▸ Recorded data
******

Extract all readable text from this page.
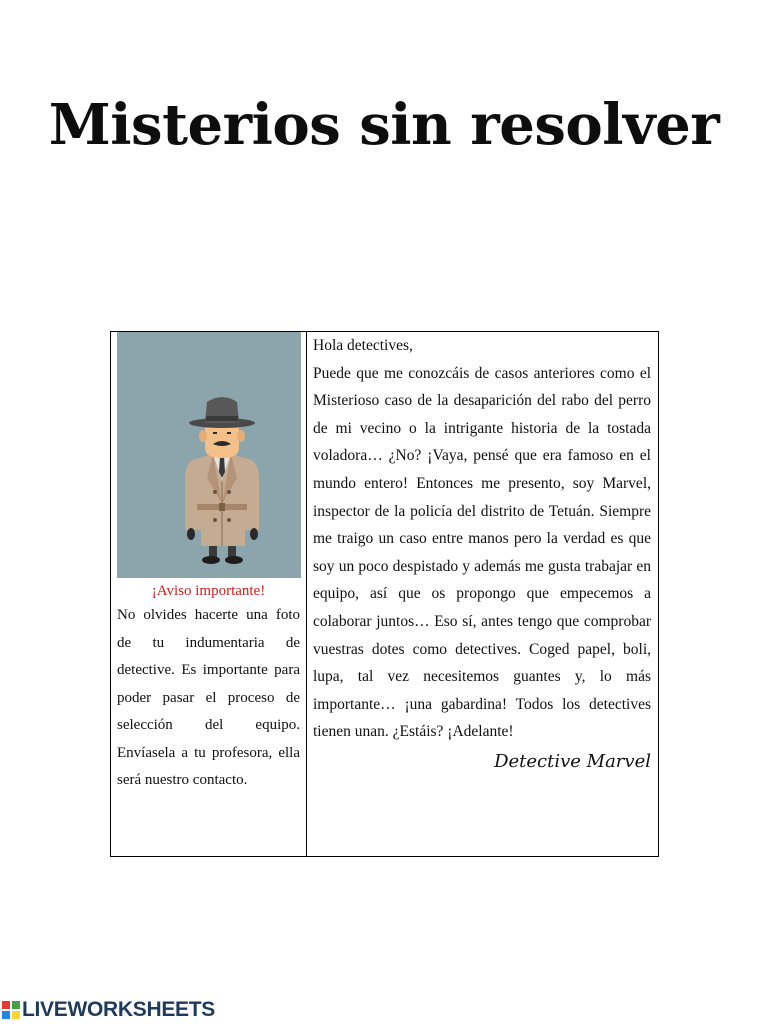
Misterios sin resolver
¡Aviso importante!

No olvides hacerte una foto de tu indumentaria de detective. Es importante para poder pasar el proceso de selección del equipo. Envíasela a tu profesora, ella será nuestro contacto.

Hola detectives,

Puede que me conozcáis de casos anteriores como el Misterioso caso de la desaparición del rabo del perro de mi vecino o la intrigante historia de la tostada voladora… ¿No? ¡Vaya, pensé que era famoso en el mundo entero! Entonces me presento, soy Marvel, inspector de la policía del distrito de Tetuán. Siempre me traigo un caso entre manos pero la verdad es que soy un poco despistado y además me gusta trabajar en equipo, así que os propongo que empecemos a colaborar juntos… Eso sí, antes tengo que comprobar vuestras dotes como detectives. Coged papel, boli, lupa, tal vez necesitemos guantes y, lo más importante… ¡una gabardina! Todos los detectives tienen unan. ¿Estáis? ¡Adelante!

Detective Marvel
LIVEWORKSHEETS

******

▸ WRITTEN INSTRUCTION
Reproduce the entries exactly. Do not carry over any picture.

▸ RESPONSE
Extract all readable text from this page.
Misterios sin resolver
¡Aviso importante!

No olvides hacerte una foto de tu indumentaria de detective. Es importante para poder pasar el proceso de selección del equipo. Envíasela a tu profesora, ella será nuestro contacto.

Hola detectives,

Puede que me conozcáis de casos anteriores como el Misterioso caso de la desaparición del rabo del perro de mi vecino o la intrigante historia de la tostada voladora… ¿No? ¡Vaya, pensé que era famoso en el mundo entero! Entonces me presento, soy Marvel, inspector de la policía del distrito de Tetuán. Siempre me traigo un caso entre manos pero la verdad es que soy un poco despistado y además me gusta trabajar en equipo, así que os propongo que empecemos a colaborar juntos… Eso sí, antes tengo que comprobar vuestras dotes como detectives. Coged papel, boli, lupa, tal vez necesitemos guantes y, lo más importante… ¡una gabardina! Todos los detectives tienen unan. ¿Estáis? ¡Adelante!

Detective Marvel
LIVEWORKSHEETS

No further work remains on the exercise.